Records excerpted from a collection

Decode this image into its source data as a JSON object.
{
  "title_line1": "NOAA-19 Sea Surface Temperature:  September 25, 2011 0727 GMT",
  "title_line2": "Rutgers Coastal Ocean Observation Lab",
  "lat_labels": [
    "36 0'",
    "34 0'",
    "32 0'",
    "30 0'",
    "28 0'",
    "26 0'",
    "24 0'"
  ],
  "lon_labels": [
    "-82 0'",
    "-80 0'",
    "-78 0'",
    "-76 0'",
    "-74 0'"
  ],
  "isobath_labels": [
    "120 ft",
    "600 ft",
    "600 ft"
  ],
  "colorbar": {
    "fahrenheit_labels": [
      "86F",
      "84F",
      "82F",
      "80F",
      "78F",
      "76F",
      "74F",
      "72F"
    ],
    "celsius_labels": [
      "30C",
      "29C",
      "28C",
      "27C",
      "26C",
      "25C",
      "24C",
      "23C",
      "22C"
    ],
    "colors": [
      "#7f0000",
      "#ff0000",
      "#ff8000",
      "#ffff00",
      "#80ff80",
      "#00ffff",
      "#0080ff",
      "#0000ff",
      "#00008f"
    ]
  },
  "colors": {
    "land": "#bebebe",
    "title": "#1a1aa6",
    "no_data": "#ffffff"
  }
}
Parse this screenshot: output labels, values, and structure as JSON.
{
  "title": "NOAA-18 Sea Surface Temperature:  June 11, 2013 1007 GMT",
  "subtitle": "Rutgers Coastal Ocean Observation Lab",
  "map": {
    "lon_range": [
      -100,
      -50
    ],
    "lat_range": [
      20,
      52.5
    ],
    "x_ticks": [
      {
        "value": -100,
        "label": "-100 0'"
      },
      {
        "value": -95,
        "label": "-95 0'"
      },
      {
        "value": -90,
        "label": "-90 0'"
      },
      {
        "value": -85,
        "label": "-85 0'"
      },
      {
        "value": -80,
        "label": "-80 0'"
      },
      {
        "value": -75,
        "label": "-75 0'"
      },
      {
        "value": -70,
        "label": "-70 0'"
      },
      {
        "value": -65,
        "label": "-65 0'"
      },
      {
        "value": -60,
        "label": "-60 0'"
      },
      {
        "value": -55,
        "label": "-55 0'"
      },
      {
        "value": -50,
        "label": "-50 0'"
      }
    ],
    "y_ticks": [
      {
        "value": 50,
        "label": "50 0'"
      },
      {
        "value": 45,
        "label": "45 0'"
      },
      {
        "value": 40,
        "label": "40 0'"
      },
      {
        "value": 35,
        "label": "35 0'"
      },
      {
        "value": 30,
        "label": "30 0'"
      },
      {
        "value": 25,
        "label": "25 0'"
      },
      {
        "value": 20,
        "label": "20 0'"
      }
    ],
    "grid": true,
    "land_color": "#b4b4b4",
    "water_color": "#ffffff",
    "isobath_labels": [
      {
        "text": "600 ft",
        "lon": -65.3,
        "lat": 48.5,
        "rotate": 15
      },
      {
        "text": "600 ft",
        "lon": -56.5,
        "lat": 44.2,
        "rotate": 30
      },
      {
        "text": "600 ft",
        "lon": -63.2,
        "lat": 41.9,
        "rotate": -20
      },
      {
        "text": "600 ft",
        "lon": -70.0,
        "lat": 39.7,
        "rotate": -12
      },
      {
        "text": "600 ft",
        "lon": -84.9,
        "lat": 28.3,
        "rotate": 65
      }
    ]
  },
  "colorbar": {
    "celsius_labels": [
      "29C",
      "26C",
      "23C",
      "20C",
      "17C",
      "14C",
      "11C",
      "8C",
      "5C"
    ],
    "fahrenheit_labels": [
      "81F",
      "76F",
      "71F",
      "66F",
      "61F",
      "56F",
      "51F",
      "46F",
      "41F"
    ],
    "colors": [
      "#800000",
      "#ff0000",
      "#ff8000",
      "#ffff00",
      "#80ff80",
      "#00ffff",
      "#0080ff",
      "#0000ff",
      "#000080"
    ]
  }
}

## Goal:
Select every line of the records holding the string "JSON".

## Exercise answer:
Decode this image into its source data as a JSON object.
Parse this screenshot: output labels, values, and structure as JSON.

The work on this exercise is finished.